[DESCRIPTION OF THE TASK]: Write each line out again exactly as written.

Dataset items
....

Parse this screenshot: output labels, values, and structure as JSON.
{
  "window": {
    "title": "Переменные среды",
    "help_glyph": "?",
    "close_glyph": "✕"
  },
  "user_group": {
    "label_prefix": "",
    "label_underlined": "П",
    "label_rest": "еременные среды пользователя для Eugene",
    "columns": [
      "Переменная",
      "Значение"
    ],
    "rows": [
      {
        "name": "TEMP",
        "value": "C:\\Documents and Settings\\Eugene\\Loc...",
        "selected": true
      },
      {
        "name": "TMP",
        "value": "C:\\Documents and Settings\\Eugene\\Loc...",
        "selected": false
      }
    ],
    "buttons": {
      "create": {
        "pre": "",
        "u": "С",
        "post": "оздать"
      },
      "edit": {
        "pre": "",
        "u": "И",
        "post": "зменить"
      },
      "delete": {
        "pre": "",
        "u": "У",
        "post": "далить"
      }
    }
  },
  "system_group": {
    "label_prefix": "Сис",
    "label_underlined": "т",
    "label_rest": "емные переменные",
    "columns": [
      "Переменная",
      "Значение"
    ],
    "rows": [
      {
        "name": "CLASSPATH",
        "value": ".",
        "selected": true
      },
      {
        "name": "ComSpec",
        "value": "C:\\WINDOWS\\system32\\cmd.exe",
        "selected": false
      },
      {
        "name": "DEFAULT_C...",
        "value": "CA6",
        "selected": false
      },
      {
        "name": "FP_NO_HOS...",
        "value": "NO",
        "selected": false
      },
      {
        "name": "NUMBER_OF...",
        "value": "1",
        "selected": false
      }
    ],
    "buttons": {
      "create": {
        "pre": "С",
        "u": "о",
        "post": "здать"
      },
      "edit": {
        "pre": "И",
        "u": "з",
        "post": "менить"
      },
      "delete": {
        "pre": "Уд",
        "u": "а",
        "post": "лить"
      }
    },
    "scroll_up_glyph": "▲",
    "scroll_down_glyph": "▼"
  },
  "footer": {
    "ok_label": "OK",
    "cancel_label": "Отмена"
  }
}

....

[RESPONSE TO THE EXERCISE]:
Parse this screenshot: output labels, values, and structure as JSON.
{
  "window": {
    "title": "Переменные среды",
    "help_glyph": "?",
    "close_glyph": "✕"
  },
  "user_group": {
    "label_prefix": "",
    "label_underlined": "П",
    "label_rest": "еременные среды пользователя для Eugene",
    "columns": [
      "Переменная",
      "Значение"
    ],
    "rows": [
      {
        "name": "TEMP",
        "value": "C:\\Documents and Settings\\Eugene\\Loc...",
        "selected": true
      },
      {
        "name": "TMP",
        "value": "C:\\Documents and Settings\\Eugene\\Loc...",
        "selected": false
      }
    ],
    "buttons": {
      "create": {
        "pre": "",
        "u": "С",
        "post": "оздать"
      },
      "edit": {
        "pre": "",
        "u": "И",
        "post": "зменить"
      },
      "delete": {
        "pre": "",
        "u": "У",
        "post": "далить"
      }
    }
  },
  "system_group": {
    "label_prefix": "Сис",
    "label_underlined": "т",
    "label_rest": "емные переменные",
    "columns": [
      "Переменная",
      "Значение"
    ],
    "rows": [
      {
        "name": "CLASSPATH",
        "value": ".",
        "selected": true
      },
      {
        "name": "ComSpec",
        "value": "C:\\WINDOWS\\system32\\cmd.exe",
        "selected": false
      },
      {
        "name": "DEFAULT_C...",
        "value": "CA6",
        "selected": false
      },
      {
        "name": "FP_NO_HOS...",
        "value": "NO",
        "selected": false
      },
      {
        "name": "NUMBER_OF...",
        "value": "1",
        "selected": false
      }
    ],
    "buttons": {
      "create": {
        "pre": "С",
        "u": "о",
        "post": "здать"
      },
      "edit": {
        "pre": "И",
        "u": "з",
        "post": "менить"
      },
      "delete": {
        "pre": "Уд",
        "u": "а",
        "post": "лить"
      }
    },
    "scroll_up_glyph": "▲",
    "scroll_down_glyph": "▼"
  },
  "footer": {
    "ok_label": "OK",
    "cancel_label": "Отмена"
  }
}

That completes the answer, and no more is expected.